▸ Set exercise
For the listing below, give the number of lines in which "Ecological" occurs. Add nothing.

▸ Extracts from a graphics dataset
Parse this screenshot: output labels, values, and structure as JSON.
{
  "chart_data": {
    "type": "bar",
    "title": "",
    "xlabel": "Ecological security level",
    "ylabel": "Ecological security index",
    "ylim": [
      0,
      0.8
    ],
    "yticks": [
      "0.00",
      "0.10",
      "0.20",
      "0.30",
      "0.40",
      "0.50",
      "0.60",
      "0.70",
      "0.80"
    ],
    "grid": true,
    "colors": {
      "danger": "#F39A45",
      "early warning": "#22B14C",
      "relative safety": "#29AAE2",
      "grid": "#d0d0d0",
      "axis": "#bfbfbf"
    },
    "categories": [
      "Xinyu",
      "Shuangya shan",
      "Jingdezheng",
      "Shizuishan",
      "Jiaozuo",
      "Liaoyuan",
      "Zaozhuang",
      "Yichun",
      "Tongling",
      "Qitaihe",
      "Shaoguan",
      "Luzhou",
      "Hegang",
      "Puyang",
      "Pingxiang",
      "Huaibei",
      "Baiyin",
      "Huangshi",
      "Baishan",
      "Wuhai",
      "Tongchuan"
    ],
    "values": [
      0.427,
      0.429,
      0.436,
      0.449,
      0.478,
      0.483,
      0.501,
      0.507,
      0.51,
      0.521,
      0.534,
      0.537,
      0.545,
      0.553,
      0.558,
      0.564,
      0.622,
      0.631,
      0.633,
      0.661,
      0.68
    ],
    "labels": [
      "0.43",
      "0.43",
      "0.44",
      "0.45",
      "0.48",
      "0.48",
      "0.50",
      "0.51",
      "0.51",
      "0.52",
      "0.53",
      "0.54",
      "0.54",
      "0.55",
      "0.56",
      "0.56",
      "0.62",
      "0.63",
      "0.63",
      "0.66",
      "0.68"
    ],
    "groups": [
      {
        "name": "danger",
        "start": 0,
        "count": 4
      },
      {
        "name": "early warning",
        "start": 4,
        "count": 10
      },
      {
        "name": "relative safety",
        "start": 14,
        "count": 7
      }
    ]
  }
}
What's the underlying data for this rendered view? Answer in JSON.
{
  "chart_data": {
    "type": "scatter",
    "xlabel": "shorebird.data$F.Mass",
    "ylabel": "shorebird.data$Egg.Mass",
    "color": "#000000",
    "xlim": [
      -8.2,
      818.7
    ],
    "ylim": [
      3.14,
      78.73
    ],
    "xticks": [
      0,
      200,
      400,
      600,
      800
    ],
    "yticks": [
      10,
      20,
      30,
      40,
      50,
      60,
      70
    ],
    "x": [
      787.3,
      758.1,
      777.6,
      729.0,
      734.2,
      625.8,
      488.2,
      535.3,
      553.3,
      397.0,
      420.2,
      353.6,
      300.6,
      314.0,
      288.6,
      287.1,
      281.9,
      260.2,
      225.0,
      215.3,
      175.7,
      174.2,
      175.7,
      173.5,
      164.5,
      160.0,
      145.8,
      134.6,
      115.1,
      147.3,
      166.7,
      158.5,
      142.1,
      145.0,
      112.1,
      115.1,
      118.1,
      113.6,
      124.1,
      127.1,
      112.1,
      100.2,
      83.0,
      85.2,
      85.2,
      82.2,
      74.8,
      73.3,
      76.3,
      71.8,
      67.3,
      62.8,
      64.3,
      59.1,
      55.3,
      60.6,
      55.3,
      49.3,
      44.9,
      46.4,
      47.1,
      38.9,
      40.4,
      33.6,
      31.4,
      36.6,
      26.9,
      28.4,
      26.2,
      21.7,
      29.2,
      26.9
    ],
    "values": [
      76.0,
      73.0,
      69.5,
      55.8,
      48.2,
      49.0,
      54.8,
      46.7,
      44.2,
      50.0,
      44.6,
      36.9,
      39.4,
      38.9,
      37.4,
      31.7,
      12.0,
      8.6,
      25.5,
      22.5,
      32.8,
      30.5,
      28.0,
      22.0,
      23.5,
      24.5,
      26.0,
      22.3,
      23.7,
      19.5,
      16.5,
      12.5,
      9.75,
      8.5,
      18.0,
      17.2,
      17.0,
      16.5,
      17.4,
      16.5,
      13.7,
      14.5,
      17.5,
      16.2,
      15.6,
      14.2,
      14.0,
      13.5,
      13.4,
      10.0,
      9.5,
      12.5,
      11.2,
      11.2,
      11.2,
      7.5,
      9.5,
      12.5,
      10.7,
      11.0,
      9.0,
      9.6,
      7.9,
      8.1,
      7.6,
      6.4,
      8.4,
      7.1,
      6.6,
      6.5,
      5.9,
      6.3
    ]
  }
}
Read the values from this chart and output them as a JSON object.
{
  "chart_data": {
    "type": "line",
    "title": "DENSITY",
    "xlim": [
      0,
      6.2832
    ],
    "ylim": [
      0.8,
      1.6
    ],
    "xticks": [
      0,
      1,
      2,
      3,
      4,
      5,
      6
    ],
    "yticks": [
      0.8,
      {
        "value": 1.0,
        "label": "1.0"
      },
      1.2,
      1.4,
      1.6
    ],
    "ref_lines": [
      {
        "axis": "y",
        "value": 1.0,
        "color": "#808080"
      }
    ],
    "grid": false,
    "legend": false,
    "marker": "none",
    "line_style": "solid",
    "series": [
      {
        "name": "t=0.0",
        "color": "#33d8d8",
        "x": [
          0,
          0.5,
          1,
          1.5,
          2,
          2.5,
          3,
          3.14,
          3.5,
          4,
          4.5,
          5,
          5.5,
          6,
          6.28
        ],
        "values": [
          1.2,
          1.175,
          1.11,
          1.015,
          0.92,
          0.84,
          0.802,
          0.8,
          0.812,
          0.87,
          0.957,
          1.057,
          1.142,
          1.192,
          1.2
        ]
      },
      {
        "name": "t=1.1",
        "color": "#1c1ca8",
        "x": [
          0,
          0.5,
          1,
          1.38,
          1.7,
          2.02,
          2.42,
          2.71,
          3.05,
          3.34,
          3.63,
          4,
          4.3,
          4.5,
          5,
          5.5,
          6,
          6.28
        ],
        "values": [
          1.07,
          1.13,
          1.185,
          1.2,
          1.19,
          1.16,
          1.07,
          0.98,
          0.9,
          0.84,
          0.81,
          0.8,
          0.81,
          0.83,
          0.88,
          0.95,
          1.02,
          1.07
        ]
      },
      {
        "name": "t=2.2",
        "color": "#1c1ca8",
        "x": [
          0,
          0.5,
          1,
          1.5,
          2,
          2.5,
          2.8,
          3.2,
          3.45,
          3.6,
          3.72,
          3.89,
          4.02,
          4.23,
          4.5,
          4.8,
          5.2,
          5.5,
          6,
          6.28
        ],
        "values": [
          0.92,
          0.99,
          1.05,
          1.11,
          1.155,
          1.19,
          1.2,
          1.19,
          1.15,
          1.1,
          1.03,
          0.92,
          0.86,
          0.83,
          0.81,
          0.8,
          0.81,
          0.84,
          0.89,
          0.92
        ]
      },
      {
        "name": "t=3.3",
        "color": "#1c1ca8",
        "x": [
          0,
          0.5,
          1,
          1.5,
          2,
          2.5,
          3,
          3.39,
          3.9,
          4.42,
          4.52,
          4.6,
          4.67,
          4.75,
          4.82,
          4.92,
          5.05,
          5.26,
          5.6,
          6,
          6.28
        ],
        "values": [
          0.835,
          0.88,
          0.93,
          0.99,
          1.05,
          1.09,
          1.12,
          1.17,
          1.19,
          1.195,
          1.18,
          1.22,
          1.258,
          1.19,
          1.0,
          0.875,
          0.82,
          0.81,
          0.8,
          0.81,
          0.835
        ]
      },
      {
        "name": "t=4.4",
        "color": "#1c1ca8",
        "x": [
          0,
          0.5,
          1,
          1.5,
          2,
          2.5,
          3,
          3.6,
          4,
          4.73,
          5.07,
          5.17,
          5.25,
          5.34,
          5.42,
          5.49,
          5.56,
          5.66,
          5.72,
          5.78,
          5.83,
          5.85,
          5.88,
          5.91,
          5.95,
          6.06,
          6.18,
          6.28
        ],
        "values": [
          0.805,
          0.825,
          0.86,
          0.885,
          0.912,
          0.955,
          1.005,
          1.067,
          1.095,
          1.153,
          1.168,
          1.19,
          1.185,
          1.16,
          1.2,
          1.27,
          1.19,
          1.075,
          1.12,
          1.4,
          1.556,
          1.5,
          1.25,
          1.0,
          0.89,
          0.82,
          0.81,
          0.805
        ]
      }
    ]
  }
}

▸ Reply to the task
2